▶ Requirement:
Could you gather every line from the items below that contains the string "MODE"? Case counts.

>> BEGIN

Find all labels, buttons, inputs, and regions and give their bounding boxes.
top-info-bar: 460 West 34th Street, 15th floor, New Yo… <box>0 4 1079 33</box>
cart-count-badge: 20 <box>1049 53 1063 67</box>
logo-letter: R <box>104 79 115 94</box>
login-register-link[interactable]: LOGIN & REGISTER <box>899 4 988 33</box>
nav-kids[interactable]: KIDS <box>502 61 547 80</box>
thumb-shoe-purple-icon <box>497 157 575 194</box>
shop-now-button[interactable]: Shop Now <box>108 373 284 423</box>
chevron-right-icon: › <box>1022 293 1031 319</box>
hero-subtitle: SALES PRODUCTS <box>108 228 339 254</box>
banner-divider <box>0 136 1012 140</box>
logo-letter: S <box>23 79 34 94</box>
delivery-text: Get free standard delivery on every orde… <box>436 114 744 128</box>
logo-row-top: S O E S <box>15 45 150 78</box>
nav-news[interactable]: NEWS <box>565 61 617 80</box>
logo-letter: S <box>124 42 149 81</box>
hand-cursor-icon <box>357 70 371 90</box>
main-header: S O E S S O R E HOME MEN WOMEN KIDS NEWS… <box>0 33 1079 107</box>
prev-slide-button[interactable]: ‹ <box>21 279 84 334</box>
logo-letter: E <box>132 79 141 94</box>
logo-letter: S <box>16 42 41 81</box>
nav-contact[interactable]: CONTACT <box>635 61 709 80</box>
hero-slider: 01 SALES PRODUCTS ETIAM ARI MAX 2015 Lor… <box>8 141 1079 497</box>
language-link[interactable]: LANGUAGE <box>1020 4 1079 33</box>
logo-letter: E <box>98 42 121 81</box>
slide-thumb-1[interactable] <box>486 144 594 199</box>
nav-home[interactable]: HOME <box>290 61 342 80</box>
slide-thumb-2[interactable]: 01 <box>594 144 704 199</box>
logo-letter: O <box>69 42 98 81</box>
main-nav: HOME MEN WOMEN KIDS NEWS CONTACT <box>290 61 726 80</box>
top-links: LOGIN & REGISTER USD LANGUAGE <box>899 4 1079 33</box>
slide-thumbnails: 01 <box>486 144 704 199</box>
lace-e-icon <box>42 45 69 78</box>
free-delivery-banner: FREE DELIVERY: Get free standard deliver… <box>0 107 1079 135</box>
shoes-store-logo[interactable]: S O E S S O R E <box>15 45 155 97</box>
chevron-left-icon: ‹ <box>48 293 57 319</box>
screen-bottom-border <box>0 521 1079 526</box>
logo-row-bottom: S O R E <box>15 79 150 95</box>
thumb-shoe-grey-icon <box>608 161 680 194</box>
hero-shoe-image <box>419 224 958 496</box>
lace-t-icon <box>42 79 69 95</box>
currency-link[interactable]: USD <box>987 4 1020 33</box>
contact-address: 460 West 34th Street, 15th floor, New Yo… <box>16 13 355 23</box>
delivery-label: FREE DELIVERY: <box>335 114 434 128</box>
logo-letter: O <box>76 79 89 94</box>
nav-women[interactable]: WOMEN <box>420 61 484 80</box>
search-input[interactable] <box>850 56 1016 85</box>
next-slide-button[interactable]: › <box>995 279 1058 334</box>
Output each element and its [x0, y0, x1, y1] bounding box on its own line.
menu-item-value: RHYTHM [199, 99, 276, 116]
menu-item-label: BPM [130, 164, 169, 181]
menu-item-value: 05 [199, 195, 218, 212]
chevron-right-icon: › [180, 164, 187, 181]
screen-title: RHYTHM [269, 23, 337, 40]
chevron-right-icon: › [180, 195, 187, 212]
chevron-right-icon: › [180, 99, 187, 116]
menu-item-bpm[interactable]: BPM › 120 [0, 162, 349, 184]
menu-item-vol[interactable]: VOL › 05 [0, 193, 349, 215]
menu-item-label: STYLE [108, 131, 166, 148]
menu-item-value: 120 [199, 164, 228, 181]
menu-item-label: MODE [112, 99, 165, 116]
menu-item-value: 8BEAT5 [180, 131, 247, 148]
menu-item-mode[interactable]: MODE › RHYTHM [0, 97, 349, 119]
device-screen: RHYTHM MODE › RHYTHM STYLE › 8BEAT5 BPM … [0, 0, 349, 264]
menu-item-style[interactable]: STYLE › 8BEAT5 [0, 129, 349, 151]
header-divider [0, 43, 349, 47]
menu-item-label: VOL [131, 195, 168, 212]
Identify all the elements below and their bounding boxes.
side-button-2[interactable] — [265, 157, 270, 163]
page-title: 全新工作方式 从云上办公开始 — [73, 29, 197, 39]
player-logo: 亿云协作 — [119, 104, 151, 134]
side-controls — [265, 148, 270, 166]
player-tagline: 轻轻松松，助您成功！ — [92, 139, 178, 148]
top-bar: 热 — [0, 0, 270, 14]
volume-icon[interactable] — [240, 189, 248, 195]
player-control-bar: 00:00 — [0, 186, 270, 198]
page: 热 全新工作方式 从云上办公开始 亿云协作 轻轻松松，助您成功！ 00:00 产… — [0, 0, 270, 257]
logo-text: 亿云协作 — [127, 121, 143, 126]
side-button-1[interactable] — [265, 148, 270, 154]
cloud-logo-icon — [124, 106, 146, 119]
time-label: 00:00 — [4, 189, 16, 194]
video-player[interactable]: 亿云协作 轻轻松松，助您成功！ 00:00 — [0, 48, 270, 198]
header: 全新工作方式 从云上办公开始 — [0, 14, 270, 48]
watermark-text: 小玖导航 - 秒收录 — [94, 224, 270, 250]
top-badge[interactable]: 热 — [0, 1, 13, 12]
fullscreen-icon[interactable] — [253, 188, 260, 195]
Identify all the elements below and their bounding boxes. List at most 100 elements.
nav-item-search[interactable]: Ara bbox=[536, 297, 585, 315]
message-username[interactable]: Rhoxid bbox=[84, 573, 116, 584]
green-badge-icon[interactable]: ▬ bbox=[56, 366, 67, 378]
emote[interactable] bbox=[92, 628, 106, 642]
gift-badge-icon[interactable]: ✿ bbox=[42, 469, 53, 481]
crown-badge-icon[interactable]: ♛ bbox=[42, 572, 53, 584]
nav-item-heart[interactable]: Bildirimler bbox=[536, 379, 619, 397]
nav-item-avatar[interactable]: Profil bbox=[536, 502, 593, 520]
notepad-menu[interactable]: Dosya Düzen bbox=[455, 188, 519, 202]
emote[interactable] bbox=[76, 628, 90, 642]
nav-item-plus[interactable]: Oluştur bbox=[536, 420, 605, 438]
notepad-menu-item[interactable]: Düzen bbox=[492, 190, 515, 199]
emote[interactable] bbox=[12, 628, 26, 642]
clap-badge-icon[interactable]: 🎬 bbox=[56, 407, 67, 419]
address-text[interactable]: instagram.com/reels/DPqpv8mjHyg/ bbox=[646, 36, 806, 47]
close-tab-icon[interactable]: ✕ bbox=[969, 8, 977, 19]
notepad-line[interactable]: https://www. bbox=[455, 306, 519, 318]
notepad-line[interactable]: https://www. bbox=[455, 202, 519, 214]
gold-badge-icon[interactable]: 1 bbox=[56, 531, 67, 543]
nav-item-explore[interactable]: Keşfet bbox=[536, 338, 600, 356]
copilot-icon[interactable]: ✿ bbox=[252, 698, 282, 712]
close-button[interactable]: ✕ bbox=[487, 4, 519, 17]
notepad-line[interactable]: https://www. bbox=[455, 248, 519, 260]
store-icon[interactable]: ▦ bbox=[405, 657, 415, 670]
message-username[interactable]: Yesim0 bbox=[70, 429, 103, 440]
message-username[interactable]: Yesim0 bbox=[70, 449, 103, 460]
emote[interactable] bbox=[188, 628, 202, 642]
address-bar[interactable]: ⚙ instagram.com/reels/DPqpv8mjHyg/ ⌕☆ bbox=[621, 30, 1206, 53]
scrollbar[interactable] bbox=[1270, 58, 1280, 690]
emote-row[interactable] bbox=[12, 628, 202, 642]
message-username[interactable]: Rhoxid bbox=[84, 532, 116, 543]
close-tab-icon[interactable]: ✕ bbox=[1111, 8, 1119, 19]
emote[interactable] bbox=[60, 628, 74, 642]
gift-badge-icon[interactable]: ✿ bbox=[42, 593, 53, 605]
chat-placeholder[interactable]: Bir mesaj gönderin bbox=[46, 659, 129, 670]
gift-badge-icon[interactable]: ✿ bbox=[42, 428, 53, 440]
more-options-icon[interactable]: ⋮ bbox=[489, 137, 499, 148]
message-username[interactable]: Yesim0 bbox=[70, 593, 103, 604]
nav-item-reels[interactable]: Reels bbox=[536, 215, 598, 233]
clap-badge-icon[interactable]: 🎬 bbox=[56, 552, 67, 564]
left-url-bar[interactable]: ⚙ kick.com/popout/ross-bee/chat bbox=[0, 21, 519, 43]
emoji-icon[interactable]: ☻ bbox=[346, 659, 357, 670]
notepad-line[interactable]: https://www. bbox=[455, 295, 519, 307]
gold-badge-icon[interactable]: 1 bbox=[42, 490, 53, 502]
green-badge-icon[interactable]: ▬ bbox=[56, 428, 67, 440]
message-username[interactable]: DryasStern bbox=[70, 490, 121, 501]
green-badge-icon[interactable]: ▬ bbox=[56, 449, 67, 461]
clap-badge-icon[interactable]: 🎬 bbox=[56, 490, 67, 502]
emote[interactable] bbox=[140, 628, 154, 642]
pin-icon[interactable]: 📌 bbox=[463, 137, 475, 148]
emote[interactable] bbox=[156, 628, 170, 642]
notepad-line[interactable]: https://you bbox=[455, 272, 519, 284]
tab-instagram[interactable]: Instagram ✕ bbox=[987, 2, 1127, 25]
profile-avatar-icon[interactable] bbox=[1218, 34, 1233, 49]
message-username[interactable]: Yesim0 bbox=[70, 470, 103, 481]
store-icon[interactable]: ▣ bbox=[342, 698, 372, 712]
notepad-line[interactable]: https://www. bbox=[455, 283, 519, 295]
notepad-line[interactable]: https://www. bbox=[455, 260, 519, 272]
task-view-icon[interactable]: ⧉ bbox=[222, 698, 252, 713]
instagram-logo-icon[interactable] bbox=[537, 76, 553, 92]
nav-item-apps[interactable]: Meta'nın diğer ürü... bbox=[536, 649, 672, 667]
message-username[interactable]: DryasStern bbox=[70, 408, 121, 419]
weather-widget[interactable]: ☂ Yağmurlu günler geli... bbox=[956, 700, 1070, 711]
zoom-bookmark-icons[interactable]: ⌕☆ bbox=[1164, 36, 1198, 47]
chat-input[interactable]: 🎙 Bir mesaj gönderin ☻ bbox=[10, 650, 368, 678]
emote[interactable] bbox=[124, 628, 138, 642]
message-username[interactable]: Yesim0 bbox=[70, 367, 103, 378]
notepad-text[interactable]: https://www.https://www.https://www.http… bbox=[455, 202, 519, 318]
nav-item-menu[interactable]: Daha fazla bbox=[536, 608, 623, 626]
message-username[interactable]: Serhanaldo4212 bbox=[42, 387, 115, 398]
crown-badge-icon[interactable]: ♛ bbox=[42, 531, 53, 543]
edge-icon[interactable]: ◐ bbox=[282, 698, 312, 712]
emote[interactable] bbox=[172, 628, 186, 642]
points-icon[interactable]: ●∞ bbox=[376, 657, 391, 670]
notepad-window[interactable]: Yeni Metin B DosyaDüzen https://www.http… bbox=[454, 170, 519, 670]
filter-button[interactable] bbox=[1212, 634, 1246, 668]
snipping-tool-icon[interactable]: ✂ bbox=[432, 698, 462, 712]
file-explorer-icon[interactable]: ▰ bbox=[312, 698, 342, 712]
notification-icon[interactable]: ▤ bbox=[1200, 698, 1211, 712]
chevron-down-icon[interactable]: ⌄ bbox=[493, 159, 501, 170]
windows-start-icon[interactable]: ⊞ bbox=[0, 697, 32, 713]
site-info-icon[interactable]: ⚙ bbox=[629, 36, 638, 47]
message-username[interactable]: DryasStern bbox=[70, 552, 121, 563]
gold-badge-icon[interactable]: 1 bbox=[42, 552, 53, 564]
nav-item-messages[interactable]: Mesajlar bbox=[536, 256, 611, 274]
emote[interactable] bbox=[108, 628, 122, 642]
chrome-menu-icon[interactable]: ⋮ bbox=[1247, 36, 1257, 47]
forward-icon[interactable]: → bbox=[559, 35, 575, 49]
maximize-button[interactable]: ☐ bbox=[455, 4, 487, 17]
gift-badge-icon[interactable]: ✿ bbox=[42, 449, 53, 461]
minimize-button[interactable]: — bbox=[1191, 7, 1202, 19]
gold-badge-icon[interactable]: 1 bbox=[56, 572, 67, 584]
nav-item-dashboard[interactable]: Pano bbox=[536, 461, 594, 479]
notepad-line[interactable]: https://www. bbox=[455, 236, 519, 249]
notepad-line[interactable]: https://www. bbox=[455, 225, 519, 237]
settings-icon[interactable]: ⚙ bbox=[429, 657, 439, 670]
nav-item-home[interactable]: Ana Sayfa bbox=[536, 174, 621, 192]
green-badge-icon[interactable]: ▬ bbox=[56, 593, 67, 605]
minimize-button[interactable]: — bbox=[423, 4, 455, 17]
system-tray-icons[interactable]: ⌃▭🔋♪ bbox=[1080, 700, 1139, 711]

>> END

▶ Final result:
menu-item-label: MODE [112, 99, 165, 116]
menu-item-mode[interactable]: MODE › RHYTHM [0, 97, 349, 119]
device-screen: RHYTHM MODE › RHYTHM STYLE › 8BEAT5 BPM … [0, 0, 349, 264]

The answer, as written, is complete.